What you need to do - Separate out the lines that hold "JSON".

▽

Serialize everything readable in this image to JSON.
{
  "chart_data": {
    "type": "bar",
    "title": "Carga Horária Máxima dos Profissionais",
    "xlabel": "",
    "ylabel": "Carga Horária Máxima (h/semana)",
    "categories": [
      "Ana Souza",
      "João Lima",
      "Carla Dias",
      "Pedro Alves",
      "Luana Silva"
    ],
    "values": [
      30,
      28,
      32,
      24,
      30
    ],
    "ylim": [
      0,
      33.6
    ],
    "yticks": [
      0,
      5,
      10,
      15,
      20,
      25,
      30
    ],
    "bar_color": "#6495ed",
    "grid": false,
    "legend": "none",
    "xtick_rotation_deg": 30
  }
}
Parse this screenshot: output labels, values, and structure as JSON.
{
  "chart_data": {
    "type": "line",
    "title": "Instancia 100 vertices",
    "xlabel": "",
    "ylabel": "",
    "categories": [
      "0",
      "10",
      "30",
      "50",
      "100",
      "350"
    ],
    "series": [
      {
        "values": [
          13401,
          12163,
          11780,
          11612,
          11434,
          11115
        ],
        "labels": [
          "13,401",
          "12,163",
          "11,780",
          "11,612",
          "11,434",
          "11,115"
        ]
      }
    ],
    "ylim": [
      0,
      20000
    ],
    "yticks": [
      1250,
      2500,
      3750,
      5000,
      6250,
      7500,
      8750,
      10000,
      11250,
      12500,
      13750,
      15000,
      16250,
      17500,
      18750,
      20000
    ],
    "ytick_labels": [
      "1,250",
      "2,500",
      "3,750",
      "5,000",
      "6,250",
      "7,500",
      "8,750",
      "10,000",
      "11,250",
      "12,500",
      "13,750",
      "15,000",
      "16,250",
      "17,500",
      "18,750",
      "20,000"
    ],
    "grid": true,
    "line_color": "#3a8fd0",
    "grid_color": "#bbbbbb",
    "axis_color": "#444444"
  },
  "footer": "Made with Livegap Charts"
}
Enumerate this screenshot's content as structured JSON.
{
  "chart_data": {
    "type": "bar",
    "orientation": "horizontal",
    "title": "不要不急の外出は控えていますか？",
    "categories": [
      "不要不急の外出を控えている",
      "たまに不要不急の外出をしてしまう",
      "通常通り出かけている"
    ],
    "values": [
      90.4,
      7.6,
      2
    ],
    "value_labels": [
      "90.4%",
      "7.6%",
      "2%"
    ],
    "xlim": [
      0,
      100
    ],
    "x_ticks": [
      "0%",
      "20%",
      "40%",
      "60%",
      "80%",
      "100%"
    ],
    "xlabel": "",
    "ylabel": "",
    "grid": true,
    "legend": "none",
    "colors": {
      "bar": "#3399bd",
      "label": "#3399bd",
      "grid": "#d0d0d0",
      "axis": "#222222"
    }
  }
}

△
▽

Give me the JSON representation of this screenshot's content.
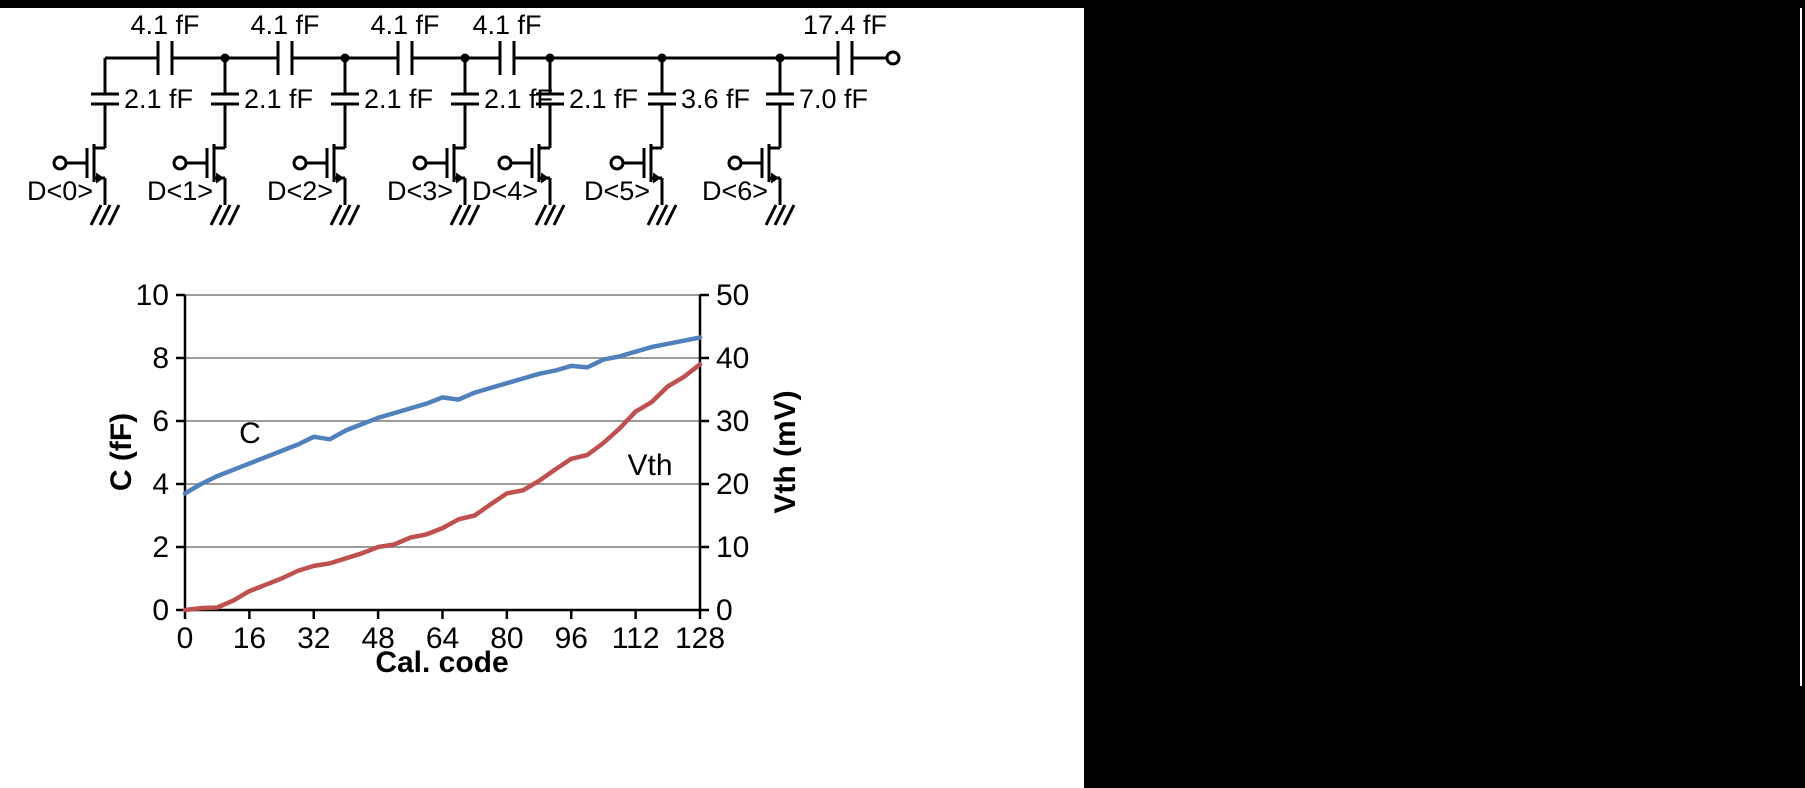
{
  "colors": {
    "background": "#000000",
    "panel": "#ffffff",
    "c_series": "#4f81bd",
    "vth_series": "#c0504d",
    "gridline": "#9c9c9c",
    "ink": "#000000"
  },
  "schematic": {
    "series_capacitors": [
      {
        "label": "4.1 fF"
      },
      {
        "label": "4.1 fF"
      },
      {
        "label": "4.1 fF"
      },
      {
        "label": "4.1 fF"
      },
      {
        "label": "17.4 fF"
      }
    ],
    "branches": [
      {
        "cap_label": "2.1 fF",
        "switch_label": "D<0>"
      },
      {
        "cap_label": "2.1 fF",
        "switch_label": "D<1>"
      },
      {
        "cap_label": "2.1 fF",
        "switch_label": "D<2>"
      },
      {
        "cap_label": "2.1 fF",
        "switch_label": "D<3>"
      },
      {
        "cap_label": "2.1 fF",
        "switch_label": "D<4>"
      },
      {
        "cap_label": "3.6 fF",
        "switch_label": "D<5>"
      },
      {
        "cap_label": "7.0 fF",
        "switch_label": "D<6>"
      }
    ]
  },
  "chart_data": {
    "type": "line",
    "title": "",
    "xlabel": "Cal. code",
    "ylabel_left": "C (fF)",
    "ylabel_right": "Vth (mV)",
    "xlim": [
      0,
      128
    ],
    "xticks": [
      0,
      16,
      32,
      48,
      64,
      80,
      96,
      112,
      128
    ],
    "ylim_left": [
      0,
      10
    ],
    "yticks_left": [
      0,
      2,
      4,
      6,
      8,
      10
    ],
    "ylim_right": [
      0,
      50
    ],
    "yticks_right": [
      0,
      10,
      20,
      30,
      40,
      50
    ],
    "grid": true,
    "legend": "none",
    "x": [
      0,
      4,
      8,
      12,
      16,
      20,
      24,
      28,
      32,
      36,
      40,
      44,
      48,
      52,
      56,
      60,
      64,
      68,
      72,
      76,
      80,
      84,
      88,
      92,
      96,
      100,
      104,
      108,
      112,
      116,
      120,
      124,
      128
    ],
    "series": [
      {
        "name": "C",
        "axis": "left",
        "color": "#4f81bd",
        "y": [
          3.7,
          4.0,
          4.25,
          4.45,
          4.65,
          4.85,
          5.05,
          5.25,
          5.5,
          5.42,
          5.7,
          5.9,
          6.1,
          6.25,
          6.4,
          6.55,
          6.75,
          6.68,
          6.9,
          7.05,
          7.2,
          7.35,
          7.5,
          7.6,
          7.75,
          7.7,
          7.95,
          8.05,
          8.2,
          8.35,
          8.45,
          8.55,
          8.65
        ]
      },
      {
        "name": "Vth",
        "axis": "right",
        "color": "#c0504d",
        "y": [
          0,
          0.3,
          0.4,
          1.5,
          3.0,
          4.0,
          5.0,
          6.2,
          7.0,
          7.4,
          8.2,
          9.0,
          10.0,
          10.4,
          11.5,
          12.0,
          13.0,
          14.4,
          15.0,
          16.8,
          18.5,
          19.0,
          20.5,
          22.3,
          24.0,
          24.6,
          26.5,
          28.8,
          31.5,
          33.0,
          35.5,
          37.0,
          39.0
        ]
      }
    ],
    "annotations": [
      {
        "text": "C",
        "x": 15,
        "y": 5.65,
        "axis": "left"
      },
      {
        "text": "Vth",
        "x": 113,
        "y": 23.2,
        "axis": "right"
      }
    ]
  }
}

△

Response to this task -
Serialize everything readable in this image to JSON.
Parse this screenshot: output labels, values, and structure as JSON.
Enumerate this screenshot's content as structured JSON.
Give me the JSON representation of this screenshot's content.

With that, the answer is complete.